3) Umm... We have a problem with the graph a-b-c-d. (From now on, a labelled vertex will be replaced with its label.) Labeling the leaves "0" gives 0-b-c-0... We can't get two centers... Heck, what do we do in the simpler condition 0-b-1? We want to label b with both "1" and "2"... Handle those in reverse order...
In 0-b-1, if we extend the path from b's left by one, we get a path of length 1. If we extend the path from b's right, we get 2. We want to track "the length of the longest path from v to any other node", so we want to keep track of the longest path to b. That means we mark b with a "2".
In 0-b-c-0, the computer doesn't actually simultaneously update b and c. It updates one of them, giving either 0-1-c-0 or 0-b-1-0, and the next update gives 0-1-2-0 or 0-2-1-0. Both b and c are "center"s of this graph since each of them meets the demand "the node v in the tree that minimize the length of the longest path from v to any other node." (That length is 2.)
This leads to another observation: The result of the computation is not to label a graph, it's to find the last vertex we label and/or the vertex that ends up with the largest label. (It's possible that we won't find a good way to order labels, so we'll end up needing to find the max at the end. Or maybe we will. Who knows.)

Aim 1: In the text about finding tree centers, what label is b marked with in 0-b-1?
Aim 2: Write out the part of the text on finding tree centers that opens with the words containing "In 0-b-1, if" and closes with "length is 2.)", switching "node" to "vertex".

Data excerpts:
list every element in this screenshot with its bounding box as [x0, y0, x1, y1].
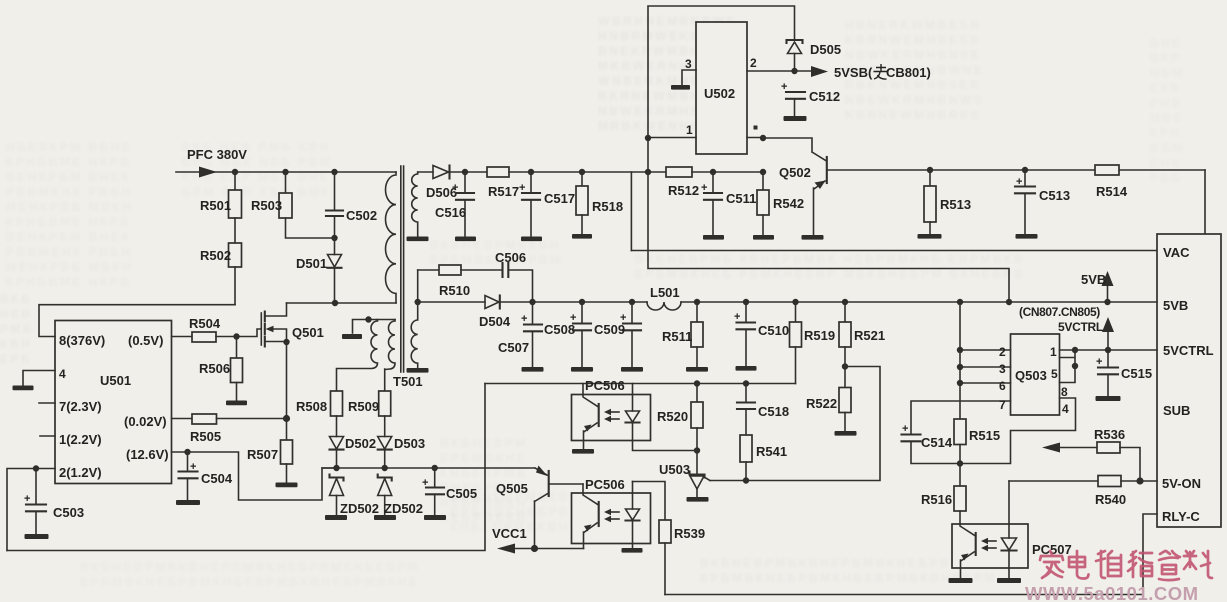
- capacitor C505: [434, 468, 436, 487]
- svg-text:R508: R508: [296, 399, 327, 414]
- svg-text:L501: L501: [650, 285, 680, 300]
- ground C505: [424, 515, 446, 520]
- zener ZD502 first: [330, 475, 344, 481]
- Q503 pin 8: [960, 398, 1076, 464]
- wire R521 node to divider loop: [710, 367, 880, 481]
- ground C504: [176, 500, 200, 505]
- svg-text:C509: C509: [594, 322, 625, 337]
- node D503/ZD502 junction: [382, 465, 388, 471]
- capacitor C508: [581, 302, 583, 323]
- node C511 junction: [710, 169, 716, 175]
- svg-text:4: 4: [1062, 402, 1069, 416]
- optocoupler PC506 upper: [572, 395, 651, 441]
- resistor R506: [236, 337, 238, 359]
- svg-text:C510: C510: [758, 323, 789, 338]
- node U502 pin1 junction: [645, 135, 651, 141]
- svg-text:R522: R522: [806, 396, 837, 411]
- transformer T501 secondary winding 1: [412, 172, 418, 237]
- ground R507: [276, 483, 298, 488]
- svg-text:5V-ON: 5V-ON: [1162, 476, 1201, 491]
- transistor Q502: [826, 157, 828, 183]
- resistor R540: [1098, 476, 1121, 487]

Result 1: "2"

Result 2:
In 0-b-1, if we extend the path from b's left by one, we get a path of length 1. If we extend the path from b's right, we get 2. We want to track "the length of the longest path from v to any other vertex", so we want to keep track of the longest path to b. That means we mark b with a "2".
In 0-b-c-0, the computer doesn't actually simultaneously update b and c. It updates one of them, giving either 0-1-c-0 or 0-b-1-0, and the next update gives 0-1-2-0 or 0-2-1-0. Both b and c are "center"s of this graph since each of them meets the demand "the vertex v in the tree that minimize the length of the longest path from v to any other vertex." (That length is 2.)